What is required :: Repeat each entry as written and leave the images out of the copy.

Input for this task ::
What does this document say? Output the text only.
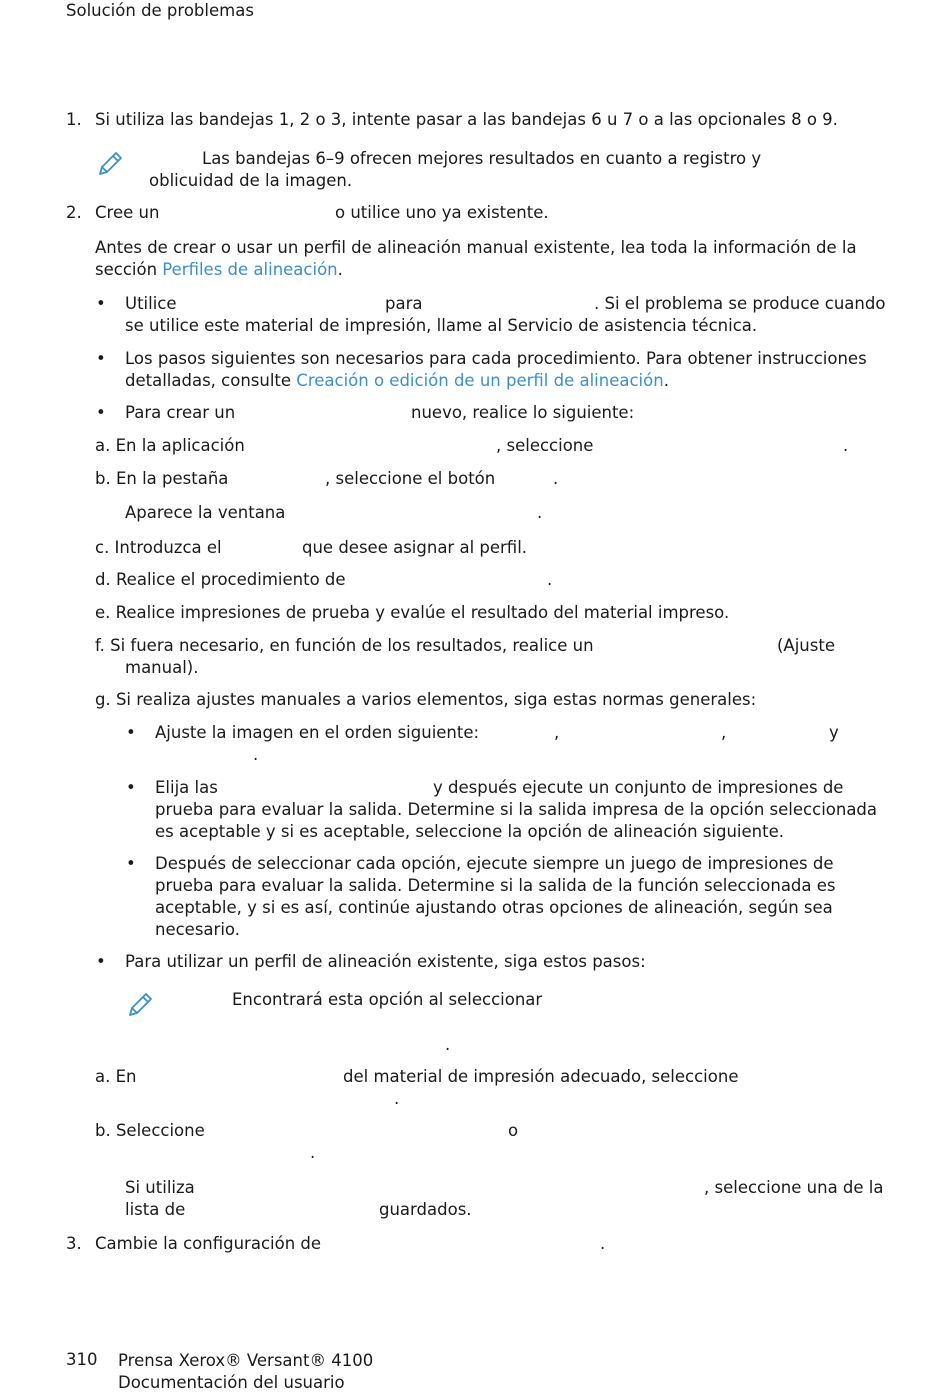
Solución de problemas
1. Si utiliza las bandejas 1, 2 o 3, intente pasar a las bandejas 6 u 7 o a las opcionales 8 o 9.
Las bandejas 6–9 ofrecen mejores resultados en cuanto a registro y
oblicuidad de la imagen.
2. Cree un	o utilice uno ya existente.
Antes de crear o usar un perfil de alineación manual existente, lea toda la información de la
sección Perfiles de alineación.
• Utilice	para	. Si el problema se produce cuando
se utilice este material de impresión, llame al Servicio de asistencia técnica.
• Los pasos siguientes son necesarios para cada procedimiento. Para obtener instrucciones
detalladas, consulte Creación o edición de un perfil de alineación.
• Para crear un	nuevo, realice lo siguiente:
a. En la aplicación	, seleccione	.
b. En la pestaña	, seleccione el botón	.
Aparece la ventana	.
c. Introduzca el	que desee asignar al perfil.
d. Realice el procedimiento de	.
e. Realice impresiones de prueba y evalúe el resultado del material impreso.
f. Si fuera necesario, en función de los resultados, realice un	(Ajuste
manual).
g. Si realiza ajustes manuales a varios elementos, siga estas normas generales:
• Ajuste la imagen en el orden siguiente:	,	,	y
.
• Elija las	y después ejecute un conjunto de impresiones de
prueba para evaluar la salida. Determine si la salida impresa de la opción seleccionada
es aceptable y si es aceptable, seleccione la opción de alineación siguiente.
• Después de seleccionar cada opción, ejecute siempre un juego de impresiones de
prueba para evaluar la salida. Determine si la salida de la función seleccionada es
aceptable, y si es así, continúe ajustando otras opciones de alineación, según sea
necesario.
• Para utilizar un perfil de alineación existente, siga estos pasos:
Encontrará esta opción al seleccionar
.
a. En	del material de impresión adecuado, seleccione
.
b. Seleccione	o
.
Si utiliza	, seleccione una de la
lista de	guardados.
3. Cambie la configuración de	.
310 Prensa Xerox® Versant® 4100
Documentación del usuario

Exercise solution ::
What does this document say? Output the text only.
Solución de problemas
1. Si utiliza las bandejas 1, 2 o 3, intente pasar a las bandejas 6 u 7 o a las opcionales 8 o 9.
Las bandejas 6–9 ofrecen mejores resultados en cuanto a registro y
oblicuidad de la imagen.
2. Cree un	o utilice uno ya existente.
Antes de crear o usar un perfil de alineación manual existente, lea toda la información de la
sección Perfiles de alineación.
• Utilice	para	. Si el problema se produce cuando
se utilice este material de impresión, llame al Servicio de asistencia técnica.
• Los pasos siguientes son necesarios para cada procedimiento. Para obtener instrucciones
detalladas, consulte Creación o edición de un perfil de alineación.
• Para crear un	nuevo, realice lo siguiente:
a. En la aplicación	, seleccione	.
b. En la pestaña	, seleccione el botón	.
Aparece la ventana	.
c. Introduzca el	que desee asignar al perfil.
d. Realice el procedimiento de	.
e. Realice impresiones de prueba y evalúe el resultado del material impreso.
f. Si fuera necesario, en función de los resultados, realice un	(Ajuste
manual).
g. Si realiza ajustes manuales a varios elementos, siga estas normas generales:
• Ajuste la imagen en el orden siguiente:	,	,	y
.
• Elija las	y después ejecute un conjunto de impresiones de
prueba para evaluar la salida. Determine si la salida impresa de la opción seleccionada
es aceptable y si es aceptable, seleccione la opción de alineación siguiente.
• Después de seleccionar cada opción, ejecute siempre un juego de impresiones de
prueba para evaluar la salida. Determine si la salida de la función seleccionada es
aceptable, y si es así, continúe ajustando otras opciones de alineación, según sea
necesario.
• Para utilizar un perfil de alineación existente, siga estos pasos:
Encontrará esta opción al seleccionar
.
a. En	del material de impresión adecuado, seleccione
.
b. Seleccione	o
.
Si utiliza	, seleccione una de la
lista de	guardados.
3. Cambie la configuración de	.
310 Prensa Xerox® Versant® 4100
Documentación del usuario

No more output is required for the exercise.